Spatial annotation data

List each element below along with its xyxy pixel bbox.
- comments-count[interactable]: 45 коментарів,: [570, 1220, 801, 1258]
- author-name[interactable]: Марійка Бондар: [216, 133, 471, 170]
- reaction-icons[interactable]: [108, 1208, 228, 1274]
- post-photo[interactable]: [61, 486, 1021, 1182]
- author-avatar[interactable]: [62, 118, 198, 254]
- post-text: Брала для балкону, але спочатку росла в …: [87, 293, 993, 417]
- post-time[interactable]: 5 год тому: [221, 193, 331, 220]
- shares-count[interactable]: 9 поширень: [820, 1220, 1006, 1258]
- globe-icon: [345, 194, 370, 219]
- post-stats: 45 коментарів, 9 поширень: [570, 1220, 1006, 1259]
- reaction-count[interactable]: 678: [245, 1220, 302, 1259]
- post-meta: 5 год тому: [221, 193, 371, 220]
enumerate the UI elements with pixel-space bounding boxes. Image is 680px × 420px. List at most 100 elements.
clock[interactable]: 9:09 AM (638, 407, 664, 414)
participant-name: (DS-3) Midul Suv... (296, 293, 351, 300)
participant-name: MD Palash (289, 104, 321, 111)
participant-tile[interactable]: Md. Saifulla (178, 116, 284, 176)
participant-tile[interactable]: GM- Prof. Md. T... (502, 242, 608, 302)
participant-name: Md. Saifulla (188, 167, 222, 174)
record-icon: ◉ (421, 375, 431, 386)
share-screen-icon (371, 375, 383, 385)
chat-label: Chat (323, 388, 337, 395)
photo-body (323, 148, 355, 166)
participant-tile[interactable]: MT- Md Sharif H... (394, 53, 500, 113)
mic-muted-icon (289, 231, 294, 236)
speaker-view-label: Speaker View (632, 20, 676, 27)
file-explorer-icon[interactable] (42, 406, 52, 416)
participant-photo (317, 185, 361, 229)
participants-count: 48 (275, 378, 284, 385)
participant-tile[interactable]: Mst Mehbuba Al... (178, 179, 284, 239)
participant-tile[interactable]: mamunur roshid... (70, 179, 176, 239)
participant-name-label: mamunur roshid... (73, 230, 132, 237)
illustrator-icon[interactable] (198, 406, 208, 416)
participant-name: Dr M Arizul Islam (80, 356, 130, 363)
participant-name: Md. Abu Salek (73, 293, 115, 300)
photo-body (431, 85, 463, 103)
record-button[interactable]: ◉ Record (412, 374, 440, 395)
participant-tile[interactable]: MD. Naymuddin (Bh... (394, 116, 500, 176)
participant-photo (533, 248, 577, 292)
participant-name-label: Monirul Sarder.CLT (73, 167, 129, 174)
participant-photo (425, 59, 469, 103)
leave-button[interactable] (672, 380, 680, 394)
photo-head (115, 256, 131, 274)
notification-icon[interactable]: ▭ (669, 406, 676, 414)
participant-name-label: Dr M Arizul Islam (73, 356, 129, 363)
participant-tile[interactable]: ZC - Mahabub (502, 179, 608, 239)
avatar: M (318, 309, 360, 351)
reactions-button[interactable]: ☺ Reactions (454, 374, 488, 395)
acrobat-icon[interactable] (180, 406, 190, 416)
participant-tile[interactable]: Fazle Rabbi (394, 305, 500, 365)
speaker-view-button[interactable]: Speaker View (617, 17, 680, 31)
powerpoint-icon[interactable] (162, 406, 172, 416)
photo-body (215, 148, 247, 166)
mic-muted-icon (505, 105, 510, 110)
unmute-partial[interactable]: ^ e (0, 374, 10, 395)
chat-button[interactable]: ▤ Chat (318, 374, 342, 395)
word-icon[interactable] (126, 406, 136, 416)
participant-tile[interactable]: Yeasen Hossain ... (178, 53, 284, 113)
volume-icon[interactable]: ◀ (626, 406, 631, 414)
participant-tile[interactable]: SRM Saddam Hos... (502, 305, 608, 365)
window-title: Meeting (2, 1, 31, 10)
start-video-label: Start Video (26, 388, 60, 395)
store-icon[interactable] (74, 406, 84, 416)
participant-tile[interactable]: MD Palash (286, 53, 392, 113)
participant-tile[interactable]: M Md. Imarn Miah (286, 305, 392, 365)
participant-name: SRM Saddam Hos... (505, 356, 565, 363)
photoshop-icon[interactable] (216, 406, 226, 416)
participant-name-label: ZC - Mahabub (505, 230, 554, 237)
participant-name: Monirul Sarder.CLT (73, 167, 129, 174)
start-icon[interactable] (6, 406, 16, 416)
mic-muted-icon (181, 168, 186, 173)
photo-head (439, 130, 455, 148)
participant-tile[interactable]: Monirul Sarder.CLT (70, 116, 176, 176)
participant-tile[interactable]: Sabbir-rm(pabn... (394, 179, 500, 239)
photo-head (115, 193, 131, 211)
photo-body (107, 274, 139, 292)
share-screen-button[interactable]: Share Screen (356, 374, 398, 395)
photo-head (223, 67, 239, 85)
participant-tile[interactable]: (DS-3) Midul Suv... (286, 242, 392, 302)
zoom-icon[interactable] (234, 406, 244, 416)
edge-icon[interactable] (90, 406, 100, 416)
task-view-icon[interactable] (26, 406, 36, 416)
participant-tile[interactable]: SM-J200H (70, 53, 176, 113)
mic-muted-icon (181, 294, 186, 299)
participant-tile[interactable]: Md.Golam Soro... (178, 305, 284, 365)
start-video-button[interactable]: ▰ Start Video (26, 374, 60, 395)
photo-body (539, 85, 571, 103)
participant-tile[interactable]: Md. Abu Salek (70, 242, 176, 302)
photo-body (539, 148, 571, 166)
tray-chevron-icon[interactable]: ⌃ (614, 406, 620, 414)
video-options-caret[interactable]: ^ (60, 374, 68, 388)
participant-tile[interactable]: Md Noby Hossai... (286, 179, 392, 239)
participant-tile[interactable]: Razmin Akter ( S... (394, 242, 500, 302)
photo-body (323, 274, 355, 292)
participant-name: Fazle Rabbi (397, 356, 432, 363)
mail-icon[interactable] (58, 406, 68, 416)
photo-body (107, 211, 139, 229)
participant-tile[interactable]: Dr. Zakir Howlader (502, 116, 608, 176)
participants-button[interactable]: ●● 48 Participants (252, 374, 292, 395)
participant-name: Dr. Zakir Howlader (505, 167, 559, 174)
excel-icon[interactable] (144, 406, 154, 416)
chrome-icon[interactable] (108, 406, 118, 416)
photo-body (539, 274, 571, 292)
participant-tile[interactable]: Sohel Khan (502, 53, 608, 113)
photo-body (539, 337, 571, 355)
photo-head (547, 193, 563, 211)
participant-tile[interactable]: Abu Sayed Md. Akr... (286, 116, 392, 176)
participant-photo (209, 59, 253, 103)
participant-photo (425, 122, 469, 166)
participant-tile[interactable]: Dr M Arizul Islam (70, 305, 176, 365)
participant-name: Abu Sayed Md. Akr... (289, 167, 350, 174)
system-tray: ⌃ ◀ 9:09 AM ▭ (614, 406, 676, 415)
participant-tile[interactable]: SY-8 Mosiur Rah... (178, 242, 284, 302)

WHAT IS BEING ASKED
Lay out every line of the data above as a Markdown table with the columns Row and Line, numbering the rows in order and omitting any blank lines.

THE COMPLETED TASK
| Row | Line |
|---|---|
| 1 | List each element below along with its xyxy pixel bbox. |
| 2 | - comments-count[interactable]: 45 коментарів,: [570, 1220, 801, 1258] |
| 3 | - author-name[interactable]: Марійка Бондар: [216, 133, 471, 170] |
| 4 | - reaction-icons[interactable]: [108, 1208, 228, 1274] |
| 5 | - post-photo[interactable]: [61, 486, 1021, 1182] |
| 6 | - author-avatar[interactable]: [62, 118, 198, 254] |
| 7 | - post-text: Брала для балкону, але спочатку росла в …: [87, 293, 993, 417] |
| 8 | - post-time[interactable]: 5 год тому: [221, 193, 331, 220] |
| 9 | - shares-count[interactable]: 9 поширень: [820, 1220, 1006, 1258] |
| 10 | - globe-icon: [345, 194, 370, 219] |
| 11 | - post-stats: 45 коментарів, 9 поширень: [570, 1220, 1006, 1259] |
| 12 | - reaction-count[interactable]: 678: [245, 1220, 302, 1259] |
| 13 | - post-meta: 5 год тому: [221, 193, 371, 220] |
| 14 | enumerate the UI elements with pixel-space bounding boxes. Image is 680px × 420px. List at most 100 elements. |
| 15 | clock[interactable]: 9:09 AM (638, 407, 664, 414) |
| 16 | participant-name: (DS-3) Midul Suv... (296, 293, 351, 300) |
| 17 | participant-name: MD Palash (289, 104, 321, 111) |
| 18 | participant-tile[interactable]: Md. Saifulla (178, 116, 284, 176) |
| 19 | participant-tile[interactable]: GM- Prof. Md. T... (502, 242, 608, 302) |
| 20 | participant-name: Md. Saifulla (188, 167, 222, 174) |
| 21 | record-icon: ◉ (421, 375, 431, 386) |
| 22 | share-screen-icon (371, 375, 383, 385) |
| 23 | chat-label: Chat (323, 388, 337, 395) |
| 24 | photo-body (323, 148, 355, 166) |
| 25 | participant-tile[interactable]: MT- Md Sharif H... (394, 53, 500, 113) |
| 26 | mic-muted-icon (289, 231, 294, 236) |
| 27 | speaker-view-label: Speaker View (632, 20, 676, 27) |
| 28 | file-explorer-icon[interactable] (42, 406, 52, 416) |
| 29 | participant-photo (317, 185, 361, 229) |
| 30 | participants-count: 48 (275, 378, 284, 385) |
| 31 | participant-tile[interactable]: Mst Mehbuba Al... (178, 179, 284, 239) |
| 32 | participant-tile[interactable]: mamunur roshid... (70, 179, 176, 239) |
| 33 | participant-name-label: mamunur roshid... (73, 230, 132, 237) |
| 34 | illustrator-icon[interactable] (198, 406, 208, 416) |
| 35 | participant-name: Dr M Arizul Islam (80, 356, 130, 363) |
| 36 | participant-name: Md. Abu Salek (73, 293, 115, 300) |
| 37 | photo-body (431, 85, 463, 103) |
| 38 | record-button[interactable]: ◉ Record (412, 374, 440, 395) |
| 39 | participant-tile[interactable]: MD. Naymuddin (Bh... (394, 116, 500, 176) |
| 40 | participant-photo (533, 248, 577, 292) |
| 41 | participant-name-label: Monirul Sarder.CLT (73, 167, 129, 174) |
| 42 | participant-photo (425, 59, 469, 103) |
| 43 | leave-button[interactable] (672, 380, 680, 394) |
| 44 | photo-head (115, 256, 131, 274) |
| 45 | notification-icon[interactable]: ▭ (669, 406, 676, 414) |
| 46 | participant-name-label: Dr M Arizul Islam (73, 356, 129, 363) |
| 47 | participant-tile[interactable]: ZC - Mahabub (502, 179, 608, 239) |
| 48 | avatar: M (318, 309, 360, 351) |
| 49 | reactions-button[interactable]: ☺ Reactions (454, 374, 488, 395) |
| 50 | acrobat-icon[interactable] (180, 406, 190, 416) |
| 51 | participant-tile[interactable]: Fazle Rabbi (394, 305, 500, 365) |
| 52 | speaker-view-button[interactable]: Speaker View (617, 17, 680, 31) |
| 53 | powerpoint-icon[interactable] (162, 406, 172, 416) |
| 54 | photo-body (215, 148, 247, 166) |
| 55 | mic-muted-icon (505, 105, 510, 110) |
| 56 | unmute-partial[interactable]: ^ e (0, 374, 10, 395) |
| 57 | chat-button[interactable]: ▤ Chat (318, 374, 342, 395) |
| 58 | word-icon[interactable] (126, 406, 136, 416) |
| 59 | participant-tile[interactable]: Yeasen Hossain ... (178, 53, 284, 113) |
| 60 | volume-icon[interactable]: ◀ (626, 406, 631, 414) |
| 61 | participant-tile[interactable]: SRM Saddam Hos... (502, 305, 608, 365) |
| 62 | window-title: Meeting (2, 1, 31, 10) |
| 63 | start-video-label: Start Video (26, 388, 60, 395) |
| 64 | store-icon[interactable] (74, 406, 84, 416) |
| 65 | participant-tile[interactable]: MD Palash (286, 53, 392, 113) |
| 66 | participant-tile[interactable]: M Md. Imarn Miah (286, 305, 392, 365) |
| 67 | participant-name: SRM Saddam Hos... (505, 356, 565, 363) |
| 68 | photoshop-icon[interactable] (216, 406, 226, 416) |
| 69 | participant-name-label: ZC - Mahabub (505, 230, 554, 237) |
| 70 | participant-name: Monirul Sarder.CLT (73, 167, 129, 174) |
| 71 | start-icon[interactable] (6, 406, 16, 416) |
| 72 | mic-muted-icon (181, 168, 186, 173) |
| 73 | photo-head (439, 130, 455, 148) |
| 74 | participant-tile[interactable]: Monirul Sarder.CLT (70, 116, 176, 176) |
| 75 | participant-tile[interactable]: Sabbir-rm(pabn... (394, 179, 500, 239) |
| 76 | photo-head (115, 193, 131, 211) |
| 77 | photo-body (107, 274, 139, 292) |
| 78 | share-screen-button[interactable]: Share Screen (356, 374, 398, 395) |
| 79 | photo-head (223, 67, 239, 85) |
| 80 | participant-tile[interactable]: (DS-3) Midul Suv... (286, 242, 392, 302) |
| 81 | zoom-icon[interactable] (234, 406, 244, 416) |
| 82 | edge-icon[interactable] (90, 406, 100, 416) |
| 83 | task-view-icon[interactable] (26, 406, 36, 416) |
| 84 | participant-tile[interactable]: SM-J200H (70, 53, 176, 113) |
| 85 | mic-muted-icon (181, 294, 186, 299) |
| 86 | participant-tile[interactable]: Md.Golam Soro... (178, 305, 284, 365) |
| 87 | start-video-button[interactable]: ▰ Start Video (26, 374, 60, 395) |
| 88 | photo-body (539, 85, 571, 103) |
| 89 | participant-tile[interactable]: Md. Abu Salek (70, 242, 176, 302) |
| 90 | photo-body (539, 148, 571, 166) |
| 91 | tray-chevron-icon[interactable]: ⌃ (614, 406, 620, 414) |
| 92 | video-options-caret[interactable]: ^ (60, 374, 68, 388) |
| 93 | participant-tile[interactable]: Md Noby Hossai... (286, 179, 392, 239) |
| 94 | participant-tile[interactable]: Razmin Akter ( S... (394, 242, 500, 302) |
| 95 | photo-body (323, 274, 355, 292) |
| 96 | participant-name: Fazle Rabbi (397, 356, 432, 363) |
| 97 | mail-icon[interactable] (58, 406, 68, 416) |
| 98 | photo-body (107, 211, 139, 229) |
| 99 | participant-tile[interactable]: Dr. Zakir Howlader (502, 116, 608, 176) |
| 100 | participants-button[interactable]: ●● 48 Participants (252, 374, 292, 395) |
| 101 | participant-name: Dr. Zakir Howlader (505, 167, 559, 174) |
| 102 | excel-icon[interactable] (144, 406, 154, 416) |
| 103 | chrome-icon[interactable] (108, 406, 118, 416) |
| 104 | photo-body (539, 274, 571, 292) |
| 105 | participant-tile[interactable]: Sohel Khan (502, 53, 608, 113) |
| 106 | photo-body (539, 337, 571, 355) |
| 107 | photo-head (547, 193, 563, 211) |
| 108 | participant-tile[interactable]: Abu Sayed Md. Akr... (286, 116, 392, 176) |
| 109 | participant-photo (209, 59, 253, 103) |
| 110 | participant-photo (425, 122, 469, 166) |
| 111 | participant-tile[interactable]: Dr M Arizul Islam (70, 305, 176, 365) |
| 112 | participant-name: Abu Sayed Md. Akr... (289, 167, 350, 174) |
| 113 | system-tray: ⌃ ◀ 9:09 AM ▭ (614, 406, 676, 415) |
| 114 | participant-tile[interactable]: SY-8 Mosiur Rah... (178, 242, 284, 302) |